Only the pictures are left out: repeat the rest of the entries exactly.
BEGIN Dataset
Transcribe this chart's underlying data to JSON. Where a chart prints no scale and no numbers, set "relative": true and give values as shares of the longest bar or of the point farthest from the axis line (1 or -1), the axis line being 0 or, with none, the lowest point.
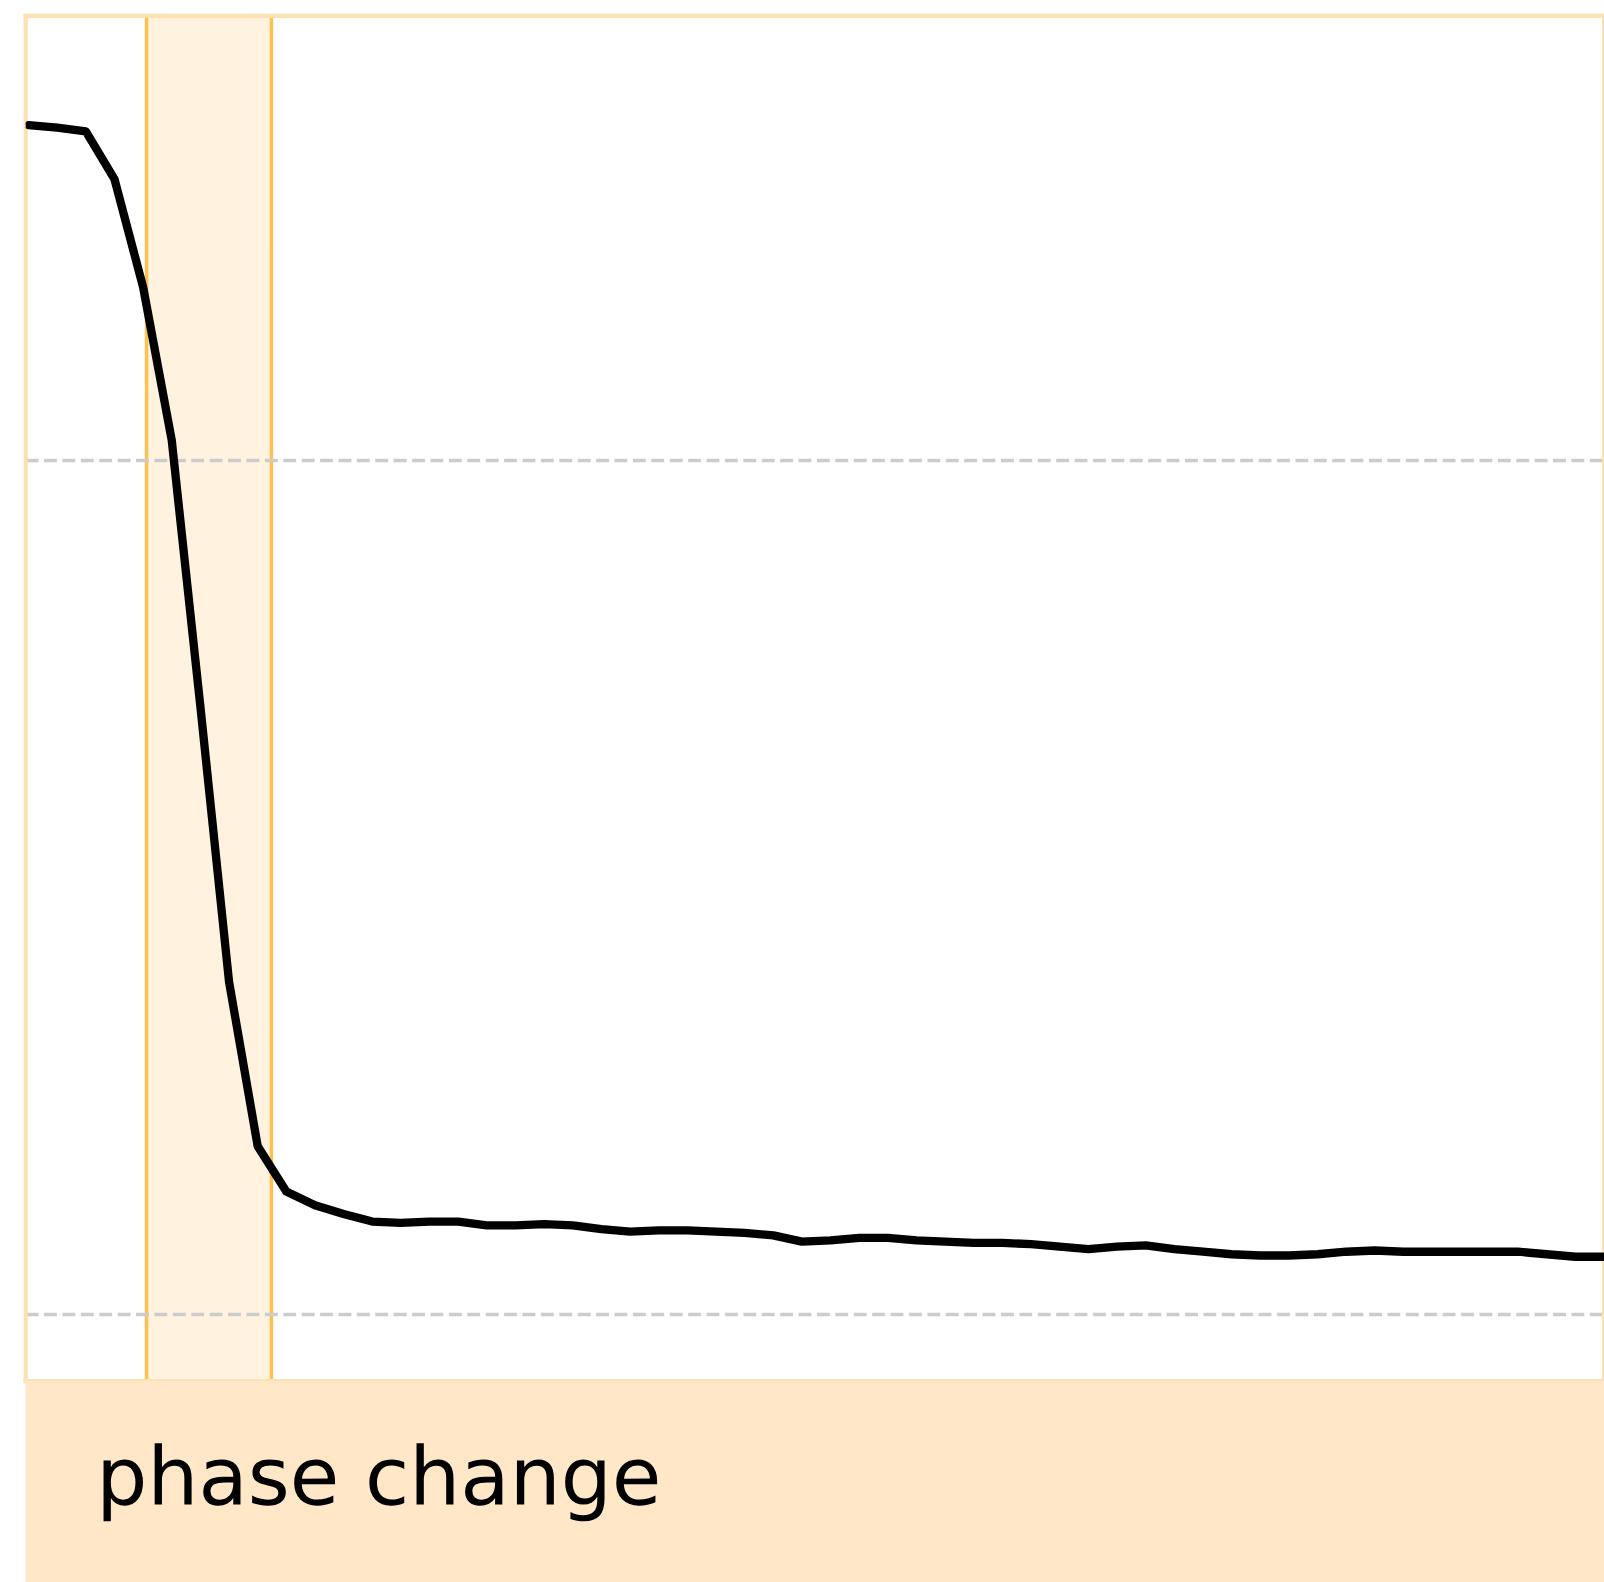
{
  "chart_data": {
    "type": "line",
    "relative": true,
    "categories": [
      null,
      null,
      null,
      null,
      null,
      null,
      null,
      null,
      null,
      null,
      null,
      null,
      null,
      null,
      null,
      null,
      null,
      null,
      null,
      null,
      null,
      null,
      null,
      null,
      null,
      null,
      null,
      null,
      null,
      null,
      null,
      null,
      null,
      null,
      null,
      null,
      null,
      null,
      null,
      null,
      null,
      null,
      null,
      null,
      null,
      null,
      null,
      null,
      null,
      null,
      null,
      null,
      null,
      null,
      null,
      null
    ],
    "series": [
      {
        "color": "#000000",
        "values": [
          1.0,
          0.998,
          0.995,
          0.957,
          0.871,
          0.749,
          0.537,
          0.318,
          0.187,
          0.151,
          0.14,
          0.133,
          0.127,
          0.126,
          0.127,
          0.127,
          0.124,
          0.124,
          0.125,
          0.124,
          0.121,
          0.119,
          0.12,
          0.12,
          0.119,
          0.118,
          0.116,
          0.111,
          0.112,
          0.114,
          0.114,
          0.112,
          0.111,
          0.11,
          0.11,
          0.109,
          0.107,
          0.105,
          0.107,
          0.108,
          0.105,
          0.103,
          0.101,
          0.1,
          0.1,
          0.101,
          0.103,
          0.104,
          0.103,
          0.103,
          0.103,
          0.103,
          0.103,
          0.101,
          0.099,
          0.099
        ]
      }
    ],
    "annotations": [
      "phase change"
    ],
    "ref_lines": [
      {
        "axis": "y",
        "value": 0.733,
        "color": "#cccccc",
        "line_style": "dashed"
      },
      {
        "axis": "y",
        "value": 0.053,
        "color": "#cccccc",
        "line_style": "dashed"
      }
    ],
    "legend": false,
    "marker": "none",
    "line_style": "solid"
  }
}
END Dataset
§ **Reply to the task**
Transcribe this chart's underlying data to JSON. Where a chart prints no scale and no numbers, set "relative": true and give values as shares of the longest bar or of the point farthest from the axis line (1 or -1), the axis line being 0 or, with none, the lowest point.
{
  "chart_data": {
    "type": "line",
    "relative": true,
    "categories": [
      null,
      null,
      null,
      null,
      null,
      null,
      null,
      null,
      null,
      null,
      null,
      null,
      null,
      null,
      null,
      null,
      null,
      null,
      null,
      null,
      null,
      null,
      null,
      null,
      null,
      null,
      null,
      null,
      null,
      null,
      null,
      null,
      null,
      null,
      null,
      null,
      null,
      null,
      null,
      null,
      null,
      null,
      null,
      null,
      null,
      null,
      null,
      null,
      null,
      null,
      null,
      null,
      null,
      null,
      null,
      null
    ],
    "series": [
      {
        "color": "#000000",
        "values": [
          1.0,
          0.998,
          0.995,
          0.957,
          0.871,
          0.749,
          0.537,
          0.318,
          0.187,
          0.151,
          0.14,
          0.133,
          0.127,
          0.126,
          0.127,
          0.127,
          0.124,
          0.124,
          0.125,
          0.124,
          0.121,
          0.119,
          0.12,
          0.12,
          0.119,
          0.118,
          0.116,
          0.111,
          0.112,
          0.114,
          0.114,
          0.112,
          0.111,
          0.11,
          0.11,
          0.109,
          0.107,
          0.105,
          0.107,
          0.108,
          0.105,
          0.103,
          0.101,
          0.1,
          0.1,
          0.101,
          0.103,
          0.104,
          0.103,
          0.103,
          0.103,
          0.103,
          0.103,
          0.101,
          0.099,
          0.099
        ]
      }
    ],
    "annotations": [
      "phase change"
    ],
    "ref_lines": [
      {
        "axis": "y",
        "value": 0.733,
        "color": "#cccccc",
        "line_style": "dashed"
      },
      {
        "axis": "y",
        "value": 0.053,
        "color": "#cccccc",
        "line_style": "dashed"
      }
    ],
    "legend": false,
    "marker": "none",
    "line_style": "solid"
  }
}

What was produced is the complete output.